— start —

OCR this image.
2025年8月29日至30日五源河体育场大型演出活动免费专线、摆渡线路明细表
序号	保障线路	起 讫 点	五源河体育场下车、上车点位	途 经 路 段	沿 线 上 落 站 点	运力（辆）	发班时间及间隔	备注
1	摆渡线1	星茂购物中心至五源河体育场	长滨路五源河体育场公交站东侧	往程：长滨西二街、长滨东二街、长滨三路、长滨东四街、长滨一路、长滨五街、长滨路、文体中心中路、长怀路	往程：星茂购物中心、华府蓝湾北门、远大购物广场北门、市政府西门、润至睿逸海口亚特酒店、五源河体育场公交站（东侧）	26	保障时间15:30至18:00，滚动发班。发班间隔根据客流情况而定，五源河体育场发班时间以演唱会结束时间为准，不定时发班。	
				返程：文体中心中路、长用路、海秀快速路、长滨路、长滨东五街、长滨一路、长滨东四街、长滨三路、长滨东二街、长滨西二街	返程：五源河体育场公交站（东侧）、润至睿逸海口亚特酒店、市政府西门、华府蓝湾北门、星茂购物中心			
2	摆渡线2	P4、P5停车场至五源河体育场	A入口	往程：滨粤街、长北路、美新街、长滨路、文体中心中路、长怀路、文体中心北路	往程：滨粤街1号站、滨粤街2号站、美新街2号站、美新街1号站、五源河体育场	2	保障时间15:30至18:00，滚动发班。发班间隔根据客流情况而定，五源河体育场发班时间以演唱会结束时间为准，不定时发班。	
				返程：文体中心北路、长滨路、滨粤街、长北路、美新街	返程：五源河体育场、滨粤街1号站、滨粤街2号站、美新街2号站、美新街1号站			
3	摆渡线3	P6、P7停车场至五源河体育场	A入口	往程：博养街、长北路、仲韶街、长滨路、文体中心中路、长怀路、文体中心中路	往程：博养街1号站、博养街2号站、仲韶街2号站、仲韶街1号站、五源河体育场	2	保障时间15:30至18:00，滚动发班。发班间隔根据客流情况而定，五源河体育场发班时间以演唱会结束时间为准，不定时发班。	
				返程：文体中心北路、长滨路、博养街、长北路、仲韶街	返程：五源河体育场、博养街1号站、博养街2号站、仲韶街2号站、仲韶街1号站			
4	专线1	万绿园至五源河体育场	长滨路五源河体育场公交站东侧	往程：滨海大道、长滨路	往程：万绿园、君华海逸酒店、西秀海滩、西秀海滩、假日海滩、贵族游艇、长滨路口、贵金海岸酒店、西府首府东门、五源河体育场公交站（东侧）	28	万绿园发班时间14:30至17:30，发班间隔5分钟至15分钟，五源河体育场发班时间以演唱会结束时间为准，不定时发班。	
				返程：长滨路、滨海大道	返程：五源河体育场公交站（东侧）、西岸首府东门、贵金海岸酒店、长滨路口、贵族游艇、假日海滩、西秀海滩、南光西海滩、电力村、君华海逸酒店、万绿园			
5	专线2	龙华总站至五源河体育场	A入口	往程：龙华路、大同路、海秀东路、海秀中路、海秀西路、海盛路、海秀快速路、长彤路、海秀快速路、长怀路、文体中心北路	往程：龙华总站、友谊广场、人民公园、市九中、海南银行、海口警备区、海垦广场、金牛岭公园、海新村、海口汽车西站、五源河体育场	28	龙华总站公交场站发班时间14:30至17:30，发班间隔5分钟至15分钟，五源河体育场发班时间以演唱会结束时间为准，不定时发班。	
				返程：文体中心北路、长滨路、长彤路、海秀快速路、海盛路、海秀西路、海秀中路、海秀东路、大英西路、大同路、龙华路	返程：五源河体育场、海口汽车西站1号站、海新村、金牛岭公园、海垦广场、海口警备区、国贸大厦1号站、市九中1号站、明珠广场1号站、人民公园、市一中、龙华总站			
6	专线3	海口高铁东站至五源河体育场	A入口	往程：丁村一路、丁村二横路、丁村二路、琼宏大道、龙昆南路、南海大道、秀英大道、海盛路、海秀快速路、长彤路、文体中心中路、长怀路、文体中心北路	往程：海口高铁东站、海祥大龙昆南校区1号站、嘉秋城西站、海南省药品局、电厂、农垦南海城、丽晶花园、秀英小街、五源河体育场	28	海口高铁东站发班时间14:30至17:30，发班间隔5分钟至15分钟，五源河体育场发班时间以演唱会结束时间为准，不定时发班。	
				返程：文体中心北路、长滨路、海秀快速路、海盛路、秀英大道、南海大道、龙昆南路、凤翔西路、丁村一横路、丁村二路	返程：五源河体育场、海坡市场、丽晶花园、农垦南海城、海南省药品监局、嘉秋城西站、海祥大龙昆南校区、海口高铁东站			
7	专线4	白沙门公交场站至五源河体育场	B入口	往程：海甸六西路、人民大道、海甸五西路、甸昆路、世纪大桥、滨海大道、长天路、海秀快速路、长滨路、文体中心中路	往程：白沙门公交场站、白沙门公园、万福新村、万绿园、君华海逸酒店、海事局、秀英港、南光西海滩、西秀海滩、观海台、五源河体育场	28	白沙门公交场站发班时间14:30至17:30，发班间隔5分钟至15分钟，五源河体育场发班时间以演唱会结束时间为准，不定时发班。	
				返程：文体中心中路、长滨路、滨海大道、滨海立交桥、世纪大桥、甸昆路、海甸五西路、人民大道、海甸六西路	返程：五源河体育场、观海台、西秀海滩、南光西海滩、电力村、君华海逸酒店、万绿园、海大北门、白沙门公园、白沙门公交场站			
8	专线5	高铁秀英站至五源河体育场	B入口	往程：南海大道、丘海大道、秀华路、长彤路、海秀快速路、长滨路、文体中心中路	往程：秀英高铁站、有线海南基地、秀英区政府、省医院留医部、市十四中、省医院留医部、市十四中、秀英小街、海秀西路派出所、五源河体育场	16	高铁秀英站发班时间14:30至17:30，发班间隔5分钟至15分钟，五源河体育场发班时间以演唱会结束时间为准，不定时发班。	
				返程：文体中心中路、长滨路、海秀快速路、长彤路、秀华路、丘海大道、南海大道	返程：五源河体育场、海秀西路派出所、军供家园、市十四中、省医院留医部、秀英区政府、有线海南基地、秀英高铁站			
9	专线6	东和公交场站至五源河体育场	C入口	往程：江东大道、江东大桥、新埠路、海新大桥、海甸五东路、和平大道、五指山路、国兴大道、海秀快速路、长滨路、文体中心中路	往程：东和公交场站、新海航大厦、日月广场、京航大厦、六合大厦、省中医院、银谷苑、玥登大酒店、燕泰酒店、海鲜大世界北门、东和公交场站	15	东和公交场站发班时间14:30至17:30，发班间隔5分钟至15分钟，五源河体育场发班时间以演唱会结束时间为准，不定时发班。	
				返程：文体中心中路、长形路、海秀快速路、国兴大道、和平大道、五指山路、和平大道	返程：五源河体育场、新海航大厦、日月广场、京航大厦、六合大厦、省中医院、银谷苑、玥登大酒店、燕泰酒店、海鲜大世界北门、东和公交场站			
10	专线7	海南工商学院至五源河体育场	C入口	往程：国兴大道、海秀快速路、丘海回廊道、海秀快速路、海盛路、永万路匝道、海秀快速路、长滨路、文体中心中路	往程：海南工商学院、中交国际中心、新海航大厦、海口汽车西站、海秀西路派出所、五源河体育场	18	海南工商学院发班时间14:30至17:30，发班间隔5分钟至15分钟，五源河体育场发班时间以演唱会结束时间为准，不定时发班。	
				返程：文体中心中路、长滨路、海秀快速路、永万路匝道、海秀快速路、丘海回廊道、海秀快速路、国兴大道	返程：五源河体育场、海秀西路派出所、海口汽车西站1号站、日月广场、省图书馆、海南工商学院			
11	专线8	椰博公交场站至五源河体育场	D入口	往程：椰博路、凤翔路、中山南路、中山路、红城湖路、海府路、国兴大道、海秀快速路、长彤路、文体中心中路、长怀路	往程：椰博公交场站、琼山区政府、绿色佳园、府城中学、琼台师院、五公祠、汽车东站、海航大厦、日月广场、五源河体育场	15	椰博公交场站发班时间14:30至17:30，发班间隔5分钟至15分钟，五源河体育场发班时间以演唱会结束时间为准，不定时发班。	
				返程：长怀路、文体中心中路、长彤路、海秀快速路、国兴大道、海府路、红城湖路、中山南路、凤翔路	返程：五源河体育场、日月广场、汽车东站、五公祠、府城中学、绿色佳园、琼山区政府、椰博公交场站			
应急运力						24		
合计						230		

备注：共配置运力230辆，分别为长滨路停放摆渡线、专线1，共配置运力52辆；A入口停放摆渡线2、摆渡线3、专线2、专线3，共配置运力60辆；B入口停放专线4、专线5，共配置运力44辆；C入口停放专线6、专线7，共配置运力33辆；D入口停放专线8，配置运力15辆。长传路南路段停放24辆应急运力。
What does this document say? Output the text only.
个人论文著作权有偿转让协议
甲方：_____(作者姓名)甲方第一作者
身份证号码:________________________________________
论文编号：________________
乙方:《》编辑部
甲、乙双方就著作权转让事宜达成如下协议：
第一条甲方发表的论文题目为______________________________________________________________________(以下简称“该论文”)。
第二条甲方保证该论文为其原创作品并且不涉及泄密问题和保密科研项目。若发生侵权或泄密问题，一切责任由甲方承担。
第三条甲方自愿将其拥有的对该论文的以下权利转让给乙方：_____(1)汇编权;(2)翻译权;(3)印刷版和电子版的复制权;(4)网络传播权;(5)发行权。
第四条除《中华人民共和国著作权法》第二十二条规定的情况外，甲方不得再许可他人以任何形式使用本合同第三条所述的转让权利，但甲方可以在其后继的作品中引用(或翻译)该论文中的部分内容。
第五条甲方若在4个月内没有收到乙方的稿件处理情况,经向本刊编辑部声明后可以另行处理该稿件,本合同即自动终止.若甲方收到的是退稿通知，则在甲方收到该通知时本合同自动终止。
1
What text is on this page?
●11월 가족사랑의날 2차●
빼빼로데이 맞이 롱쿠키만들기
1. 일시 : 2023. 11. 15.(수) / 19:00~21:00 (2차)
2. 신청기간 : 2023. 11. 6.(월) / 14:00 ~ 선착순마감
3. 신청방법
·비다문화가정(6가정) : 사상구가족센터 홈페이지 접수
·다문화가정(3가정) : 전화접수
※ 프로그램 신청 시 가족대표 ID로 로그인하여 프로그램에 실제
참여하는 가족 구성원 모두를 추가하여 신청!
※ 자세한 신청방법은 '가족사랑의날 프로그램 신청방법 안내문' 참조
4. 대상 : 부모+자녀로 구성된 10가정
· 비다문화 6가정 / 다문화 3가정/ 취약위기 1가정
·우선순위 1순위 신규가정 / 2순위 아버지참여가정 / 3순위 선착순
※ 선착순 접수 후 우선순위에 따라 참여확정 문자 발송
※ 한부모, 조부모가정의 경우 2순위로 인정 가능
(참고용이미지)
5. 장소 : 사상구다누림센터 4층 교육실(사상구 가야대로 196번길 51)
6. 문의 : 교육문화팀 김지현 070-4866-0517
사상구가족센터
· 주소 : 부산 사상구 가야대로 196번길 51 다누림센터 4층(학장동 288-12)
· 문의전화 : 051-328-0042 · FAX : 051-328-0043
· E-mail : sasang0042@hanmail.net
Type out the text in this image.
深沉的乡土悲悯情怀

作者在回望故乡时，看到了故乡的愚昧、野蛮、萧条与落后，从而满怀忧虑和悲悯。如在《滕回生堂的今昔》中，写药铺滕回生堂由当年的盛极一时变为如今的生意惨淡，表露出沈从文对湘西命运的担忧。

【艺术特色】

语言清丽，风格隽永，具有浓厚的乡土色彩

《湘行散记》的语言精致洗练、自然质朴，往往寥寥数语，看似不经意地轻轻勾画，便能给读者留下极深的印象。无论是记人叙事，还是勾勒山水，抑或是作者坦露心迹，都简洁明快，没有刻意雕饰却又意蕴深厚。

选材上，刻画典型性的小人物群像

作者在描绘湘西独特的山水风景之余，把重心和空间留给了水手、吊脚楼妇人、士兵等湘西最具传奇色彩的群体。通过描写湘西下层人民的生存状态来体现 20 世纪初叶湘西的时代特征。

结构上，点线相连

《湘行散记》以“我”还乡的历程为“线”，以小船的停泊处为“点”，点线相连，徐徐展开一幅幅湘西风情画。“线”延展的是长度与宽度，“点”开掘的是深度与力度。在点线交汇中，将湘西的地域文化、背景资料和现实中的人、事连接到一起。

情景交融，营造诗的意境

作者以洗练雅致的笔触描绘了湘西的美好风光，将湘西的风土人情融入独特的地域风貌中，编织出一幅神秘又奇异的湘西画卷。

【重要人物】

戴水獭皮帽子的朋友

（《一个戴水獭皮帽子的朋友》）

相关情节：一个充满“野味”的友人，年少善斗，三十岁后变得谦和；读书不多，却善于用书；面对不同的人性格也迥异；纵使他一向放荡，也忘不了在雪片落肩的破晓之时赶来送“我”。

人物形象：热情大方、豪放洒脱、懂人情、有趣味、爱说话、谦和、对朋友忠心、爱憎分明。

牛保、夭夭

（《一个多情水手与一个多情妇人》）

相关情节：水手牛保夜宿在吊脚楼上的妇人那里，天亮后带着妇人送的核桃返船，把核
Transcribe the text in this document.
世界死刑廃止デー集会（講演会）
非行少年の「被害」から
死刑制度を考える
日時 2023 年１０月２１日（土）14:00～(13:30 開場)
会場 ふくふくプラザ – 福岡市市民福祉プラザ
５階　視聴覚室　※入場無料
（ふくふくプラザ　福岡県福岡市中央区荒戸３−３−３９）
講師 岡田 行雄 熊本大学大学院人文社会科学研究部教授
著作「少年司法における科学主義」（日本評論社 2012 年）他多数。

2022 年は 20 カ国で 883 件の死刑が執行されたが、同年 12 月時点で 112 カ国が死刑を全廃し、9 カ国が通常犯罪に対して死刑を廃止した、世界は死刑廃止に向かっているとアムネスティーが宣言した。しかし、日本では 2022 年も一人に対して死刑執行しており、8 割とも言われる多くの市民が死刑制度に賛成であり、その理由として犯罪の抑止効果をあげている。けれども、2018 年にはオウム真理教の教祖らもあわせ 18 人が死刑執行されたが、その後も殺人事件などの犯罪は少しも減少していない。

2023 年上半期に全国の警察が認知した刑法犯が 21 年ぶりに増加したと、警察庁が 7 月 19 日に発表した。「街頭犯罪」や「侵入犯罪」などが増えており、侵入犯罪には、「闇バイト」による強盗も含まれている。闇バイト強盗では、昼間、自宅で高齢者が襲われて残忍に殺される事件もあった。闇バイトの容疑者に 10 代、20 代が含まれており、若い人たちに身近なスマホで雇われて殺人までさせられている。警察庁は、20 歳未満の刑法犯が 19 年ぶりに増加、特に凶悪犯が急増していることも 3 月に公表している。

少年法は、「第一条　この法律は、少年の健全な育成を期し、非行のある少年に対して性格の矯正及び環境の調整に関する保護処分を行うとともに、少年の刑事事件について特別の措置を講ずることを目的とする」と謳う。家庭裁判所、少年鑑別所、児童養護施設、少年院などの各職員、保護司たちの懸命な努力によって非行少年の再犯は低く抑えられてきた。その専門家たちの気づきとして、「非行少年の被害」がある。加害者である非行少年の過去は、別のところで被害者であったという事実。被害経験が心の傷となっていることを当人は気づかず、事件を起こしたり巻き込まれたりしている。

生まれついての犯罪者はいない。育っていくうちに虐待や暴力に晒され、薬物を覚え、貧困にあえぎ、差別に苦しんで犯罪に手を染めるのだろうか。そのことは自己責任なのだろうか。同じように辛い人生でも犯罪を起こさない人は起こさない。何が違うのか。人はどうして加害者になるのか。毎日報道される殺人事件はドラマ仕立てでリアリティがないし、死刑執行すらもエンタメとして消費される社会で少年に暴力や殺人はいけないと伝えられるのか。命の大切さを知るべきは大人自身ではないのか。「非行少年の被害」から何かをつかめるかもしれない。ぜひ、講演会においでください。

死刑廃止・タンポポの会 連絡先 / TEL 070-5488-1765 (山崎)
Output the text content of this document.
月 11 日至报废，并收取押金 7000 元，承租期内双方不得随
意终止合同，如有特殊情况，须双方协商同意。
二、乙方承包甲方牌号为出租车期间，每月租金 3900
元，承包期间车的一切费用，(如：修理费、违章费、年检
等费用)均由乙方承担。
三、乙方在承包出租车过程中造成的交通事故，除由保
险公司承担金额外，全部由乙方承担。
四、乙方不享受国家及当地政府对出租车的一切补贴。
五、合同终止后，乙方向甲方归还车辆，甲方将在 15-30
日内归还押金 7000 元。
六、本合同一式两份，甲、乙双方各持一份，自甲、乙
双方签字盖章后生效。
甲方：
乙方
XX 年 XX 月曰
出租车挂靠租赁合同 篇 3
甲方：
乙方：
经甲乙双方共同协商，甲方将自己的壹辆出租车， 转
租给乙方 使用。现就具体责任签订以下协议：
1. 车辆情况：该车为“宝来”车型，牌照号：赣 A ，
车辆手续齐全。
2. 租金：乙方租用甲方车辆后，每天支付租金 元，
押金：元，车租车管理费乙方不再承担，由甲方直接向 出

— end —

— Written instruction —
Copy every line from the records above that contains the word "海口警备区".

— Output for this exercise —
5	专线2	龙华总站至五源河体育场	A入口	往程：龙华路、大同路、海秀东路、海秀中路、海秀西路、海盛路、海秀快速路、长彤路、海秀快速路、长怀路、文体中心北路	往程：龙华总站、友谊广场、人民公园、市九中、海南银行、海口警备区、海垦广场、金牛岭公园、海新村、海口汽车西站、五源河体育场	28	龙华总站公交场站发班时间14:30至17:30，发班间隔5分钟至15分钟，五源河体育场发班时间以演唱会结束时间为准，不定时发班。	
				返程：文体中心北路、长滨路、长彤路、海秀快速路、海盛路、海秀西路、海秀中路、海秀东路、大英西路、大同路、龙华路	返程：五源河体育场、海口汽车西站1号站、海新村、金牛岭公园、海垦广场、海口警备区、国贸大厦1号站、市九中1号站、明珠广场1号站、人民公园、市一中、龙华总站			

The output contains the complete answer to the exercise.